What you will do:
Look through the material below. Copy each line that contains the string "color".

Data shown:
-- start --
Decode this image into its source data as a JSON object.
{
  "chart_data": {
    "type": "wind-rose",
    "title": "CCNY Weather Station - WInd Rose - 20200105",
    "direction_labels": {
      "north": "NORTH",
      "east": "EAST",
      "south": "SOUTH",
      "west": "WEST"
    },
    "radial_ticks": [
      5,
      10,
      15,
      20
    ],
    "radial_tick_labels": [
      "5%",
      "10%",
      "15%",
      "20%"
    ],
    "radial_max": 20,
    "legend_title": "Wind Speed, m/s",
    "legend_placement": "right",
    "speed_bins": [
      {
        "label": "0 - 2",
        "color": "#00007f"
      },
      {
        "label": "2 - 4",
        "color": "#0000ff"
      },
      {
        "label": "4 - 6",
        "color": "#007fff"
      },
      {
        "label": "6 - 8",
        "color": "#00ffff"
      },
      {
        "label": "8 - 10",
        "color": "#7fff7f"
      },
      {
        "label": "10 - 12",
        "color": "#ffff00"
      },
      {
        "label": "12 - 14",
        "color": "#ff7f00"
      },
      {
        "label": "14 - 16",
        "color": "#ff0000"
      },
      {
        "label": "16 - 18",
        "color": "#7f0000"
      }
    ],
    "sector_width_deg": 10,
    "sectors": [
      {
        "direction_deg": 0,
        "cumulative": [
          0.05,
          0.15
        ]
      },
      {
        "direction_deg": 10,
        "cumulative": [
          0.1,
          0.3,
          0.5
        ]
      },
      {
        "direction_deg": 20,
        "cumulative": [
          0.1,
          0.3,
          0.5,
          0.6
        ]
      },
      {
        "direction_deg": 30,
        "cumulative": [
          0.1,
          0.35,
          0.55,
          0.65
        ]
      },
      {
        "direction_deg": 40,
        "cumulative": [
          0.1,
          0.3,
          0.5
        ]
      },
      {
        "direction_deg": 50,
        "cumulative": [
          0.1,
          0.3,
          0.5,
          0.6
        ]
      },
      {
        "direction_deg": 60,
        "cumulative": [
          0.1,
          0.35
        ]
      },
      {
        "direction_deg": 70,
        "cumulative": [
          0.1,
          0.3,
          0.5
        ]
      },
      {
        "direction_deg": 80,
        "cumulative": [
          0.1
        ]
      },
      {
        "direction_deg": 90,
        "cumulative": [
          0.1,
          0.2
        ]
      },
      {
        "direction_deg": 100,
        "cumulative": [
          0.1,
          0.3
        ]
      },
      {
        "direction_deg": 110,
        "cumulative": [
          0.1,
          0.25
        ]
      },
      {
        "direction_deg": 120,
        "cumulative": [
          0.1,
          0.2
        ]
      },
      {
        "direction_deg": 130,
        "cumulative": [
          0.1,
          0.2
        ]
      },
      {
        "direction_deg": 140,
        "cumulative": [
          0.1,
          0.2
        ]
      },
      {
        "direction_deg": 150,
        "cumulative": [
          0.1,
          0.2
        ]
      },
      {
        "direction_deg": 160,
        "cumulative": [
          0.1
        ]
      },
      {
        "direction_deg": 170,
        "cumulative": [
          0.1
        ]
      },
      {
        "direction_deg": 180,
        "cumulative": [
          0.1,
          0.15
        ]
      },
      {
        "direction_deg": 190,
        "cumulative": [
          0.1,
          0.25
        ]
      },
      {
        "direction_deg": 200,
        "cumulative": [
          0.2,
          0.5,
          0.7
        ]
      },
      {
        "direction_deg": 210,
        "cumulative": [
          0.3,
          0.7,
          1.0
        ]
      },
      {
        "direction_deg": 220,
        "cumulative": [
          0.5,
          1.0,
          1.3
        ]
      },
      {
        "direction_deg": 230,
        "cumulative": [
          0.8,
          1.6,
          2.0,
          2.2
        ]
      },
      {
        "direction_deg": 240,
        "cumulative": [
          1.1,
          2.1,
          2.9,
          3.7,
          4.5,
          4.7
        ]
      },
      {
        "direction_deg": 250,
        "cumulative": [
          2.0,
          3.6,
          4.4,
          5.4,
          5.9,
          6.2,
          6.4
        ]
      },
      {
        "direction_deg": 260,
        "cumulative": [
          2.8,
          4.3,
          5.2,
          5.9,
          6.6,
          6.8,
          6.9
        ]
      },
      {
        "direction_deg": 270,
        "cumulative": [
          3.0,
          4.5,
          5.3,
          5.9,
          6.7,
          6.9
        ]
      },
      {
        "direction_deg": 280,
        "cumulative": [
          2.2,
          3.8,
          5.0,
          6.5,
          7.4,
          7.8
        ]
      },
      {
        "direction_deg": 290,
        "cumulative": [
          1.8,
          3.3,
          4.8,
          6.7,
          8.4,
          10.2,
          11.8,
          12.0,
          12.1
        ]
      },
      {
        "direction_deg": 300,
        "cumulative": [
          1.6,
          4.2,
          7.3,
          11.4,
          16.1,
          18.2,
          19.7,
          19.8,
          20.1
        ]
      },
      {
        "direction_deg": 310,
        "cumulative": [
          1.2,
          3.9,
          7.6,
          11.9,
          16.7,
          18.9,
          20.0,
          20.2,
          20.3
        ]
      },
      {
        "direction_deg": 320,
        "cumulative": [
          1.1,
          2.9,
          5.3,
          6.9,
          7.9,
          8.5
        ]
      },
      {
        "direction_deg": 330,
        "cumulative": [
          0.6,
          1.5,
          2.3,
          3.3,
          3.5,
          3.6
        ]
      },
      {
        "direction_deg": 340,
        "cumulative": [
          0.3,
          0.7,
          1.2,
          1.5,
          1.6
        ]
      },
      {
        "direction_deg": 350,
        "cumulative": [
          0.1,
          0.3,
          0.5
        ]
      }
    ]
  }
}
-- end --
Answer to the exercise:
        "color": "#00007f"
        "color": "#0000ff"
        "color": "#007fff"
        "color": "#00ffff"
        "color": "#7fff7f"
        "color": "#ffff00"
        "color": "#ff7f00"
        "color": "#ff0000"
        "color": "#7f0000"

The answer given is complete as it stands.